[Stored data]
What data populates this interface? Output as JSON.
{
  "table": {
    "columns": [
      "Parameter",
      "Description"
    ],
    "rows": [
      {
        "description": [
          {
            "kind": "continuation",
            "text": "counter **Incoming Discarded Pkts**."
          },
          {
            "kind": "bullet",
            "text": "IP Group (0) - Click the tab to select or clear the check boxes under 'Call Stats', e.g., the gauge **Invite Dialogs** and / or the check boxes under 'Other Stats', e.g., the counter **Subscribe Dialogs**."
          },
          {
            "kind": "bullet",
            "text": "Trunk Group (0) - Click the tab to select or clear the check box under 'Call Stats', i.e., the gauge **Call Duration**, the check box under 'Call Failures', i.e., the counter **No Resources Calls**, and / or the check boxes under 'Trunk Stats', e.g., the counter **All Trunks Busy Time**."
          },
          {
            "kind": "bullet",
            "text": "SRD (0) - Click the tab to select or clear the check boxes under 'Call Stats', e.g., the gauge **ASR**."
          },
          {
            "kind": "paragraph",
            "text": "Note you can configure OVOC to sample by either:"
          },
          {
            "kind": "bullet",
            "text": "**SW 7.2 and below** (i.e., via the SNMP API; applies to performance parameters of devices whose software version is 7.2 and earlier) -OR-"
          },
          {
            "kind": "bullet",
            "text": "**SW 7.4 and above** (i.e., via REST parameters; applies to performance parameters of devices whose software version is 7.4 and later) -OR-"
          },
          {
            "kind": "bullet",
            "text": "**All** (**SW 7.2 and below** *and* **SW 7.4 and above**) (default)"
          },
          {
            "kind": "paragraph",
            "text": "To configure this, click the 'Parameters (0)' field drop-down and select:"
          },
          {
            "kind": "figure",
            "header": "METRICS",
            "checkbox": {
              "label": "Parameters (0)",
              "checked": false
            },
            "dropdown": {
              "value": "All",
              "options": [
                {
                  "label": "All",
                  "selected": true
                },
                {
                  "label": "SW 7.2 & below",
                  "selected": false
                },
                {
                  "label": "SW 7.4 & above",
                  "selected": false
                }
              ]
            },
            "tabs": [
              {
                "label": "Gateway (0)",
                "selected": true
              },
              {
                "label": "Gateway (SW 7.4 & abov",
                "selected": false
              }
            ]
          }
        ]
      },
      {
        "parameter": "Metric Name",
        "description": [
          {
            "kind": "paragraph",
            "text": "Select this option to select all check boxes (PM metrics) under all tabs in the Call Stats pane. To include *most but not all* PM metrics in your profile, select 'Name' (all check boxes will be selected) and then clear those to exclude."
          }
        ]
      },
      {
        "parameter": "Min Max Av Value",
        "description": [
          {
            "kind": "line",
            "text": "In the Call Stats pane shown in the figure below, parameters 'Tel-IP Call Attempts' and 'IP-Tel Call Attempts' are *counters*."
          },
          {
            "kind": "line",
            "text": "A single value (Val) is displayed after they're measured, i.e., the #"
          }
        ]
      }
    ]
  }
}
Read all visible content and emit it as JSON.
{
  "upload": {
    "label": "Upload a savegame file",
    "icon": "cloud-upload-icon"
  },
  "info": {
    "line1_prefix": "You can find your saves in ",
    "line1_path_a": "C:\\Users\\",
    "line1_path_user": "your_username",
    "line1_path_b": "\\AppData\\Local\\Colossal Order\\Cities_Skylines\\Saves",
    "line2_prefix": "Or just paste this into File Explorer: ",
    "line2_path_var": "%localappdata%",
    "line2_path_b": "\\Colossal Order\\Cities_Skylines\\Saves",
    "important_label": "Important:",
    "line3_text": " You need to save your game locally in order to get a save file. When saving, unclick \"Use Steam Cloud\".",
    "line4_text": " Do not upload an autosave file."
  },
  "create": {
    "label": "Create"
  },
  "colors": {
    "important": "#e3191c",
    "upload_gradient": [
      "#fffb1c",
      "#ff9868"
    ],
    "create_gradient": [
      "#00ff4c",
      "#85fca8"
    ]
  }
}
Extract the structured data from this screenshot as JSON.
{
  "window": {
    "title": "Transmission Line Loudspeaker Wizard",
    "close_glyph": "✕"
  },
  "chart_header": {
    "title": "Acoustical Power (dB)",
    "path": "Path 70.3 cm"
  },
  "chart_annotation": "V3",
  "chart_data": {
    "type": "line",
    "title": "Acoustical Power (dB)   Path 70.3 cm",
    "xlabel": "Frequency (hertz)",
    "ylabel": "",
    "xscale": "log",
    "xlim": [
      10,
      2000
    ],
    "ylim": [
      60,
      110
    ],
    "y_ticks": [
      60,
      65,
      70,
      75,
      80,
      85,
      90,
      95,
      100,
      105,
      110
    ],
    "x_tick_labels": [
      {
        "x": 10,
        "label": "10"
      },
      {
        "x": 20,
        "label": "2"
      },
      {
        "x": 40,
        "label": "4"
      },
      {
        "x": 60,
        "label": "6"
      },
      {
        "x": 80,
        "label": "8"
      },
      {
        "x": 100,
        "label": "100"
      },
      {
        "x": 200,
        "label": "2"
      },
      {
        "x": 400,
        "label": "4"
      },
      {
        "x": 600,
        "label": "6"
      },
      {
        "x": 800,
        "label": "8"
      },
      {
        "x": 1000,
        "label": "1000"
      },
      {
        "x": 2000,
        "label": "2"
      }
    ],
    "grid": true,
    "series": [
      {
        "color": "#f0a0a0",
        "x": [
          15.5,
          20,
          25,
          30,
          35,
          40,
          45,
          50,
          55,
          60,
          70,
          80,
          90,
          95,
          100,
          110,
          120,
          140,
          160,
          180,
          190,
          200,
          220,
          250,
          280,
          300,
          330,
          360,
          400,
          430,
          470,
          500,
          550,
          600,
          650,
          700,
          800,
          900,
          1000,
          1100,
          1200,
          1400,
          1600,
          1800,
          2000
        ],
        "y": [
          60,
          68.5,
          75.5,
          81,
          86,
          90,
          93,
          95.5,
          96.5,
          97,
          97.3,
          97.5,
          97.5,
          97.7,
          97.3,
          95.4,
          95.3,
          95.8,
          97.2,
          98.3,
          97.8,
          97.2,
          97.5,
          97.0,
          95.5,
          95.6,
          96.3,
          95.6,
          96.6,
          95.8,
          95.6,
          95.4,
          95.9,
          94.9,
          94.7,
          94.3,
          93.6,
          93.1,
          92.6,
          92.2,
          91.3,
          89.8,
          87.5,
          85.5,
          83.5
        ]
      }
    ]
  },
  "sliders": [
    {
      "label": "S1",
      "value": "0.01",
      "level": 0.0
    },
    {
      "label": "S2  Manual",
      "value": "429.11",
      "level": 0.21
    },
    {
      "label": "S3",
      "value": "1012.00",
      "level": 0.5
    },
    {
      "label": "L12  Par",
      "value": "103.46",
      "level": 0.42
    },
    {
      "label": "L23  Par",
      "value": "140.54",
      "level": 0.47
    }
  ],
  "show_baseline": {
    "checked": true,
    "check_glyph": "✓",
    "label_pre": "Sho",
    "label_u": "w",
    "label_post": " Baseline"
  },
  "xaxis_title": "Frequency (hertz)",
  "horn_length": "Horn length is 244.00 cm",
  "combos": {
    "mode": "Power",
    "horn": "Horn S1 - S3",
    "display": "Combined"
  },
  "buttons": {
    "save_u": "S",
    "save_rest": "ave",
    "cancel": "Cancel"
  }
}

(PROBLEM DETAILS) Report back each line of the entries that holds the string "Colossal".

(FINISHED EXERCISE)
    "line1_path_b": "\\AppData\\Local\\Colossal Order\\Cities_Skylines\\Saves",
    "line2_path_b": "\\Colossal Order\\Cities_Skylines\\Saves",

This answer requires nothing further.